• Exercise objective: Give the number of lines in the listing below that include the word "шпангоутов", with nothing more.
■ ■ ■ ■ ■ ■ ■
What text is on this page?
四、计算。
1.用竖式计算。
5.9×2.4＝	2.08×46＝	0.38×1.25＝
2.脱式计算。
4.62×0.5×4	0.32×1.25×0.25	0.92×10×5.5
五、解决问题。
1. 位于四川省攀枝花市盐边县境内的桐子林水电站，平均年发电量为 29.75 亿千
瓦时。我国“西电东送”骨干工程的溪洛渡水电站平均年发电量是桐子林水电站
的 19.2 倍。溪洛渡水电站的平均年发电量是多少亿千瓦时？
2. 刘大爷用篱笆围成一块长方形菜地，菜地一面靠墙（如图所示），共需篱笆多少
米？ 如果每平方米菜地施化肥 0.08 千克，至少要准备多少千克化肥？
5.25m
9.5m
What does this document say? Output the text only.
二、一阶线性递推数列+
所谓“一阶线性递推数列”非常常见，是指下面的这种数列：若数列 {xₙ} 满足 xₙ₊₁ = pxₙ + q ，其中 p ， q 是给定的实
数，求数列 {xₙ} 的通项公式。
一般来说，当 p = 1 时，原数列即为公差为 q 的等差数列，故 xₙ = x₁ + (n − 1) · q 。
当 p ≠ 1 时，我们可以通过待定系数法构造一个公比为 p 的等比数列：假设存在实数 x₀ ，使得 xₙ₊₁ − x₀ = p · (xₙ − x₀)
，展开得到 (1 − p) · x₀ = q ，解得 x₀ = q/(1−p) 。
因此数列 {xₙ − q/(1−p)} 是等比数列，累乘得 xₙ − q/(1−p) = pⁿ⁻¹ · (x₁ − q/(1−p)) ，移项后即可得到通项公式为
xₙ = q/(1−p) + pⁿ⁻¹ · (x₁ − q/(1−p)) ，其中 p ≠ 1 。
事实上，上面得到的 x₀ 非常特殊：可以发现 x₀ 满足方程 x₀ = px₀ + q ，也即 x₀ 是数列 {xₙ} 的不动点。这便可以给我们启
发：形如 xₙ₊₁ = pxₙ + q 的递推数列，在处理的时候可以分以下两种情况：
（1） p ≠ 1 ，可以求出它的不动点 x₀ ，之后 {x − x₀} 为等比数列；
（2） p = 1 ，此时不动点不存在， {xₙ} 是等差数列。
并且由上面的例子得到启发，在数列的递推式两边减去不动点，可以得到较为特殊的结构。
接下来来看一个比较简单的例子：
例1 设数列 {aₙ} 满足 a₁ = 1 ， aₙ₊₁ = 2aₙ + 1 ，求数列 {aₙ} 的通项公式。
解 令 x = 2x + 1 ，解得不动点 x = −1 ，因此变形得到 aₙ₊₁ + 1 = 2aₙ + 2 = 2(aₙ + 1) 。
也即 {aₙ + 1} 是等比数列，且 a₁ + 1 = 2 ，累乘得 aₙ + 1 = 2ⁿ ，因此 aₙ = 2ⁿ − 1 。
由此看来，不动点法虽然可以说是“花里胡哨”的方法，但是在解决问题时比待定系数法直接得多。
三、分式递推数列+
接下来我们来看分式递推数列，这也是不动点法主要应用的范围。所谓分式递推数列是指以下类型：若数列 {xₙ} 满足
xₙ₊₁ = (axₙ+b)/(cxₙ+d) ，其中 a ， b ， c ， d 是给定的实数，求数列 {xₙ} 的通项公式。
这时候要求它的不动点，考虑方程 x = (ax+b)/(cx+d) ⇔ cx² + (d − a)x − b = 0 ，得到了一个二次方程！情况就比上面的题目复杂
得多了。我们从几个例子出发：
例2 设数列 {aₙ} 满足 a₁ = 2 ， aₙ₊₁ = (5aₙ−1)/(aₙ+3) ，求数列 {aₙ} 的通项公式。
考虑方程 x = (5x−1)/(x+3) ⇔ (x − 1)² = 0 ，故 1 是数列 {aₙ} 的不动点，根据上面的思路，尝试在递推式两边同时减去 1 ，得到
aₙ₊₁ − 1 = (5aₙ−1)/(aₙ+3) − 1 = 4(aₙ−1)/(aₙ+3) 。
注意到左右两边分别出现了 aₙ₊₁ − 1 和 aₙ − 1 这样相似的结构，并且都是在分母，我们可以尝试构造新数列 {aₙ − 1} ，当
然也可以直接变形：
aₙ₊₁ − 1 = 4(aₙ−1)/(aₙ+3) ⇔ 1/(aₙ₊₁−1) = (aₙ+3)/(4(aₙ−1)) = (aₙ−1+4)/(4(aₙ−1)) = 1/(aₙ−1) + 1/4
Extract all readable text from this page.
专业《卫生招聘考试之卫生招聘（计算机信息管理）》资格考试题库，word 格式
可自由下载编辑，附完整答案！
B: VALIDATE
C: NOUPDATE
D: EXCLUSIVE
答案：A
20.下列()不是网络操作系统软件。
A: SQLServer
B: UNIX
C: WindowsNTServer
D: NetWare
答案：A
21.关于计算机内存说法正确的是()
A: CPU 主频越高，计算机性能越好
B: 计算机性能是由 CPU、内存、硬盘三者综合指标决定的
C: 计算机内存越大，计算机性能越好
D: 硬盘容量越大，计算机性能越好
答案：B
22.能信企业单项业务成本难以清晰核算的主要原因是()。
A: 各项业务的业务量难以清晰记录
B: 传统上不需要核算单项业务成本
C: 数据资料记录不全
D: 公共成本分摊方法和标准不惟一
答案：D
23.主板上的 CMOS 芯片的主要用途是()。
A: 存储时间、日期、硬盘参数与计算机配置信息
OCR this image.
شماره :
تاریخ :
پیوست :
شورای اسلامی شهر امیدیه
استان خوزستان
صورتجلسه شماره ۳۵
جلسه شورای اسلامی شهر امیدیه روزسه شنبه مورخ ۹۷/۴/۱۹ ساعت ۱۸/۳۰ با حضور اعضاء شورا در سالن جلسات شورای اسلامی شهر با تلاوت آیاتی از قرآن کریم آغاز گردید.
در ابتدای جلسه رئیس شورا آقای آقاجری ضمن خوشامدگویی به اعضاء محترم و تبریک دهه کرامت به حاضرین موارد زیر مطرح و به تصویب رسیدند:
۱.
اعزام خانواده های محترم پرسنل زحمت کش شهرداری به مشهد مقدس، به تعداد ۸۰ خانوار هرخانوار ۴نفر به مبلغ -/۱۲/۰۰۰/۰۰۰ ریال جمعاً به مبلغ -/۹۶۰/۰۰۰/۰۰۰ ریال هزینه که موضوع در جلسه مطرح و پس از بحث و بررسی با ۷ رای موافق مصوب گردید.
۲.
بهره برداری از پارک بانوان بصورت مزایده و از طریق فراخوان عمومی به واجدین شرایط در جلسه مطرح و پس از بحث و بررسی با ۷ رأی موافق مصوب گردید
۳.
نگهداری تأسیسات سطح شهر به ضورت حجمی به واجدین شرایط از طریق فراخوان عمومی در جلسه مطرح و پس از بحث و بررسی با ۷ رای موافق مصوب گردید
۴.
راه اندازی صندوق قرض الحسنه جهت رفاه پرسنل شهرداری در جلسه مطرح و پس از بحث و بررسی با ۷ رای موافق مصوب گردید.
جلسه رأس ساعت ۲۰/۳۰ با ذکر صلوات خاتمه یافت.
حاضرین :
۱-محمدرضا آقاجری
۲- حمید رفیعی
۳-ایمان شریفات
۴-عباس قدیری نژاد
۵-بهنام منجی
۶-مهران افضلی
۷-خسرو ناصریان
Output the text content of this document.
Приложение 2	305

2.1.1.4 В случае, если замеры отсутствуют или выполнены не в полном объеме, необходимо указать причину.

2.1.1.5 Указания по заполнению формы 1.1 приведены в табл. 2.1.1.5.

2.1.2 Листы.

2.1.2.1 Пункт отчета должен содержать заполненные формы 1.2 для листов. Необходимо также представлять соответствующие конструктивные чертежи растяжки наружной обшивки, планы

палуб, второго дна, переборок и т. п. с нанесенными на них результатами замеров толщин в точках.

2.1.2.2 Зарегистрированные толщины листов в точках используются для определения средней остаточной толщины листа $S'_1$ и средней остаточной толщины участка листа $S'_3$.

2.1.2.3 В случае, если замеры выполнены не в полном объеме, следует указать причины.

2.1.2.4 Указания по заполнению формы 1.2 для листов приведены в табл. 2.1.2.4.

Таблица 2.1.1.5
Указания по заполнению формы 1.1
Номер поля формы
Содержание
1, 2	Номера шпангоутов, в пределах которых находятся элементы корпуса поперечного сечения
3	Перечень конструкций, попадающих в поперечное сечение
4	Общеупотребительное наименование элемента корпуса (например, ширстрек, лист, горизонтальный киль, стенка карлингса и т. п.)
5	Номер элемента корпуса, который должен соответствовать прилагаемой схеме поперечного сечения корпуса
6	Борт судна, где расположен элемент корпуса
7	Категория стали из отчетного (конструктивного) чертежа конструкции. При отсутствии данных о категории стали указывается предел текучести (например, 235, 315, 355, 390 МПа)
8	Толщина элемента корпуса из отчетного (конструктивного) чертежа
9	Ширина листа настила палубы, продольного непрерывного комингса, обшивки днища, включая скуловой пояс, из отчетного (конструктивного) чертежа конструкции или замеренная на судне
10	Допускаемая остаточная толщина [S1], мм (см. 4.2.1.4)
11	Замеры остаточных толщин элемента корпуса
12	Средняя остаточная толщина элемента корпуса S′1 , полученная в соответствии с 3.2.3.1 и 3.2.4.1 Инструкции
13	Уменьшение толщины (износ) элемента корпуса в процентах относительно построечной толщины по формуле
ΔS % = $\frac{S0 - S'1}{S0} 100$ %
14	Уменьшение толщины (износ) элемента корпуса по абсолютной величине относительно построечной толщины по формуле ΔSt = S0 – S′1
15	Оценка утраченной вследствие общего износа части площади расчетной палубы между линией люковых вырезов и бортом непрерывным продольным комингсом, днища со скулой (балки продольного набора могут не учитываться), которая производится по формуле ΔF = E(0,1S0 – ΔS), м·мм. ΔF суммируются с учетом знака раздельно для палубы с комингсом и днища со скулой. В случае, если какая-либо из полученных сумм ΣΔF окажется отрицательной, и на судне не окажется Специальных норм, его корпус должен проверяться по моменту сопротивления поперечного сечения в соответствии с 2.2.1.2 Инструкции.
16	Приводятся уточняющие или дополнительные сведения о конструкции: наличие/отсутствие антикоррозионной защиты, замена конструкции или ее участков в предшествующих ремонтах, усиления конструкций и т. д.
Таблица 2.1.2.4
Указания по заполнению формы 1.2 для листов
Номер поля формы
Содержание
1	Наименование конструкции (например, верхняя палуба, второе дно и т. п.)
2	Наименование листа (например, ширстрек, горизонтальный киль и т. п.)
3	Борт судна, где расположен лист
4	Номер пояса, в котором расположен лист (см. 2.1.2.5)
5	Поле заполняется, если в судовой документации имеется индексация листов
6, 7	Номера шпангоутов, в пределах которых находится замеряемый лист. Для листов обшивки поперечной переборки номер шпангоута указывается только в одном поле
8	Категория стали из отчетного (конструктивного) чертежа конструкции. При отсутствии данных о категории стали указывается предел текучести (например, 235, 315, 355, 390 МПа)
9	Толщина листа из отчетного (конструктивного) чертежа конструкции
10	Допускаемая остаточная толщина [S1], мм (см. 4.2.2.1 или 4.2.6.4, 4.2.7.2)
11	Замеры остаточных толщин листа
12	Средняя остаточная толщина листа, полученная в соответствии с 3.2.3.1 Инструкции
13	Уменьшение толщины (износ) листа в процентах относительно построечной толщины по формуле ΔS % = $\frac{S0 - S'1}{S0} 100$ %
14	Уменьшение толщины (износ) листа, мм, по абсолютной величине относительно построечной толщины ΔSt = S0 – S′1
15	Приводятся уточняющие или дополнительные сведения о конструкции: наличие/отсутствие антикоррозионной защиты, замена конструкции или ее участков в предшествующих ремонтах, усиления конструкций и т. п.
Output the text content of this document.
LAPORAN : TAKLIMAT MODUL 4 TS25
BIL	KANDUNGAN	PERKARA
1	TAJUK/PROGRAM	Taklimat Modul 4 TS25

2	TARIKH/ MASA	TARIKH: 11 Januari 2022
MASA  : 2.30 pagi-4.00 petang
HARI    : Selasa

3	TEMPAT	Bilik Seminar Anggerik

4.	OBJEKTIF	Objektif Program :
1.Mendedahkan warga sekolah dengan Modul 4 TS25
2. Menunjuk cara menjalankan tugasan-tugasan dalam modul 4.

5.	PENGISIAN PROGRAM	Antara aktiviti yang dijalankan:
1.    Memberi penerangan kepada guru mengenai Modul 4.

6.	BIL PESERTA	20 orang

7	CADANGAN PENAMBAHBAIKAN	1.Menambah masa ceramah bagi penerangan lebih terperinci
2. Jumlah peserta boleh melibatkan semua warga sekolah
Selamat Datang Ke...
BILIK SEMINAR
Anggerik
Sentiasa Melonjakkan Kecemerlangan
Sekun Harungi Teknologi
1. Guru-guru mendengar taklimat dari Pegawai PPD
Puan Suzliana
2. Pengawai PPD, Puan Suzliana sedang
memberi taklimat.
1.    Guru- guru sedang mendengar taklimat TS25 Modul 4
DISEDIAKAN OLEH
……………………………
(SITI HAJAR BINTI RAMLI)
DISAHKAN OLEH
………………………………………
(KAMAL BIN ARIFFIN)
■ ■ ■ ■ ■ ■ ■
• Complete response: 2